| Aim |
Count how many lines contain "series" and reply with that number only.

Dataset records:
## Start

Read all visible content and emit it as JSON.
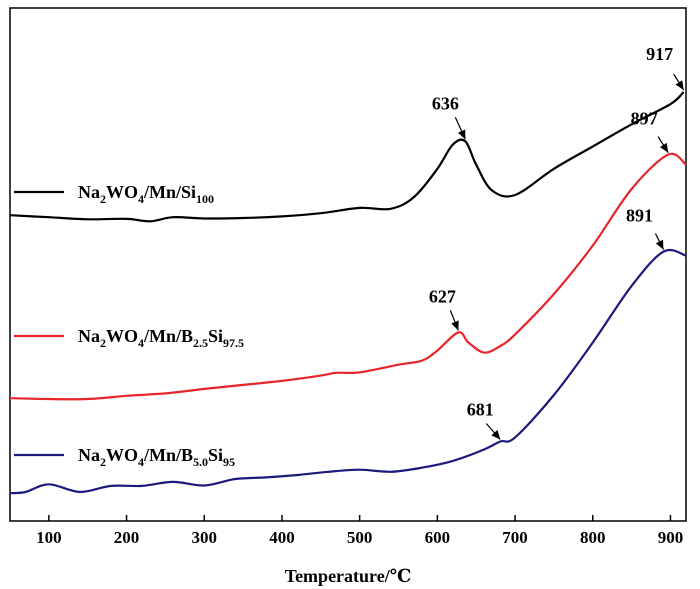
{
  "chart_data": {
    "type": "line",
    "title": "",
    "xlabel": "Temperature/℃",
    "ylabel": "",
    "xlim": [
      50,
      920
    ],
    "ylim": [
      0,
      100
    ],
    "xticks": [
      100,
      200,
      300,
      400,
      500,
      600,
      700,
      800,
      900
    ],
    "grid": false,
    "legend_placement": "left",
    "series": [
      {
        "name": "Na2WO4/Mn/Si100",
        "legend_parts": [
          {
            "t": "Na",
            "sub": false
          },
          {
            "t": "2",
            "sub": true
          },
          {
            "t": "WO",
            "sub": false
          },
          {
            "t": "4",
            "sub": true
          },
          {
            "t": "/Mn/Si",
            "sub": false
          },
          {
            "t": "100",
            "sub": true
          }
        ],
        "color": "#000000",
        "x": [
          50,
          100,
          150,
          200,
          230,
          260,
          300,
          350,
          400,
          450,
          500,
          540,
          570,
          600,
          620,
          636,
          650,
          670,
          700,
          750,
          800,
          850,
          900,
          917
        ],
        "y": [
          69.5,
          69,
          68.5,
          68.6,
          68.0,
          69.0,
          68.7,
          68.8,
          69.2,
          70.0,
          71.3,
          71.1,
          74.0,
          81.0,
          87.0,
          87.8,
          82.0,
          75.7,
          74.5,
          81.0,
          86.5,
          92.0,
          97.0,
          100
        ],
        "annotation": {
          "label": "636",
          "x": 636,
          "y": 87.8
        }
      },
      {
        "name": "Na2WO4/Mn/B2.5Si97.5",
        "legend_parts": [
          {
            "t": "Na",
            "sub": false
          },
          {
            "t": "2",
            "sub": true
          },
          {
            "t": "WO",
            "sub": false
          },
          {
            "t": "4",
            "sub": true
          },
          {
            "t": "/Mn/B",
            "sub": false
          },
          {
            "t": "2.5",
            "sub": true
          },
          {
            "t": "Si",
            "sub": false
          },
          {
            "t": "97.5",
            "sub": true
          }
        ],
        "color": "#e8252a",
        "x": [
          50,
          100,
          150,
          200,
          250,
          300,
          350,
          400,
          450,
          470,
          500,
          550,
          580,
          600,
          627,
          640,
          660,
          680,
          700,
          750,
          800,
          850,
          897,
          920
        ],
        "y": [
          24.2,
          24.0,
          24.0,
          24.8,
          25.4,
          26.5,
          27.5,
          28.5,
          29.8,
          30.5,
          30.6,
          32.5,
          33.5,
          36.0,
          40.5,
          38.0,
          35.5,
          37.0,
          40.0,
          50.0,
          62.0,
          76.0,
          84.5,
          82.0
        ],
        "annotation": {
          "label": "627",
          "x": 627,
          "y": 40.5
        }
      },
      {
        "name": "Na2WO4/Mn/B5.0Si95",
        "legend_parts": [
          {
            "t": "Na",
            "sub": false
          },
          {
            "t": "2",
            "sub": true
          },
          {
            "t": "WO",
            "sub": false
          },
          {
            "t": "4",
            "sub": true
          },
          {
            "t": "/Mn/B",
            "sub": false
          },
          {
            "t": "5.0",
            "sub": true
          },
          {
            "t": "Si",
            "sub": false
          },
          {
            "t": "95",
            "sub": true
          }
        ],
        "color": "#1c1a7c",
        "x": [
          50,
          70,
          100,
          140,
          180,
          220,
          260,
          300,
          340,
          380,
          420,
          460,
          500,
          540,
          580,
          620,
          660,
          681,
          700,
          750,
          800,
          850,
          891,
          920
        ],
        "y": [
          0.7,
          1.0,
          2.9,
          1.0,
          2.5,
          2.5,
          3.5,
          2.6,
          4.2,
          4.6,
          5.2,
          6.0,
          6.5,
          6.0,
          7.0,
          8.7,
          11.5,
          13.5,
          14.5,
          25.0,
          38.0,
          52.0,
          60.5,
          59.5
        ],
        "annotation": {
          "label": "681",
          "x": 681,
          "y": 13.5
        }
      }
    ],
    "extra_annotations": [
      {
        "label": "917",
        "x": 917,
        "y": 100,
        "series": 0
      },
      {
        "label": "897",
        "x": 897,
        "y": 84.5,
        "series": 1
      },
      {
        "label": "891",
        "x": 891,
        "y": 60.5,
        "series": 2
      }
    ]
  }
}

## End
## Start

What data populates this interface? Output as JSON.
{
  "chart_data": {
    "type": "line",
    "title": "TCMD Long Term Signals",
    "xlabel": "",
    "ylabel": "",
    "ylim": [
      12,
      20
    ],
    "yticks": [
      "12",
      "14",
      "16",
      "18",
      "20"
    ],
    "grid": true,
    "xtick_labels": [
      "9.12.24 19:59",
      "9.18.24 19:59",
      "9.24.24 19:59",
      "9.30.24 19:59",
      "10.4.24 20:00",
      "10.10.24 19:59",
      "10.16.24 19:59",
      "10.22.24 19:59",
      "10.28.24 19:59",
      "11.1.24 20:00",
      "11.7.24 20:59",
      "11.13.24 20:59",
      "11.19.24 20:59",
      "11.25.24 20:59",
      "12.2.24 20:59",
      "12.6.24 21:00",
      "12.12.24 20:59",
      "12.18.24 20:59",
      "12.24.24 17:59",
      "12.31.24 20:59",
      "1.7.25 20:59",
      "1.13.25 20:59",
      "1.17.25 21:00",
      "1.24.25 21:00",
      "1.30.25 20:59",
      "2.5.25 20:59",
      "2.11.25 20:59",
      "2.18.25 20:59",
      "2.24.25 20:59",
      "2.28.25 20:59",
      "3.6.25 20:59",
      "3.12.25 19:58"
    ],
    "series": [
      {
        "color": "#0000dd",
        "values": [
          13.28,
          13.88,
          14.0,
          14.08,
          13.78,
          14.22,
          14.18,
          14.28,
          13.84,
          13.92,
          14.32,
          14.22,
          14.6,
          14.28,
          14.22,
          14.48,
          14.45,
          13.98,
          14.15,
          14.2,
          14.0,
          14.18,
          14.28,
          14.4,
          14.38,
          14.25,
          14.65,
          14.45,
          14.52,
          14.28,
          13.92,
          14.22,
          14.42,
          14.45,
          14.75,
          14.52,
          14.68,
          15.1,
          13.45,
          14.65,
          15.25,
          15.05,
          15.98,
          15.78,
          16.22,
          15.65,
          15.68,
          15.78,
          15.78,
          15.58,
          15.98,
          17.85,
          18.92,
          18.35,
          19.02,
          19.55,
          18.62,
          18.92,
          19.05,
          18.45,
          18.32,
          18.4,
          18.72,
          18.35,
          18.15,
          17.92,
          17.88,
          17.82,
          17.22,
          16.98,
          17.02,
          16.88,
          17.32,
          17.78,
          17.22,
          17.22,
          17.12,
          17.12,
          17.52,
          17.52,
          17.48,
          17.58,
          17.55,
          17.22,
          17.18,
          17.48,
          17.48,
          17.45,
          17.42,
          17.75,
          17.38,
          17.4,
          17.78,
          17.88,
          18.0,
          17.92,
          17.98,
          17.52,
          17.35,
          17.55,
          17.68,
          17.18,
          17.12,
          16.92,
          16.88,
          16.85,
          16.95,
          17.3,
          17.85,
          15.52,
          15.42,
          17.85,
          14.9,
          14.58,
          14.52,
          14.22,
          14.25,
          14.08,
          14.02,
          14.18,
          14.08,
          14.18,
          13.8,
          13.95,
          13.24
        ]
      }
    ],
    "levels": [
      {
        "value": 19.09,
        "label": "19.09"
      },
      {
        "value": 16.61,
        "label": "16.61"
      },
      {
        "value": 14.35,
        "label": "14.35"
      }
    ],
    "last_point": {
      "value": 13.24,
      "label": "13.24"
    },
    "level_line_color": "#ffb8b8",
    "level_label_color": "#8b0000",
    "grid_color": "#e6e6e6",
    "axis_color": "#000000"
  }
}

## End

| Solution to this problem |
5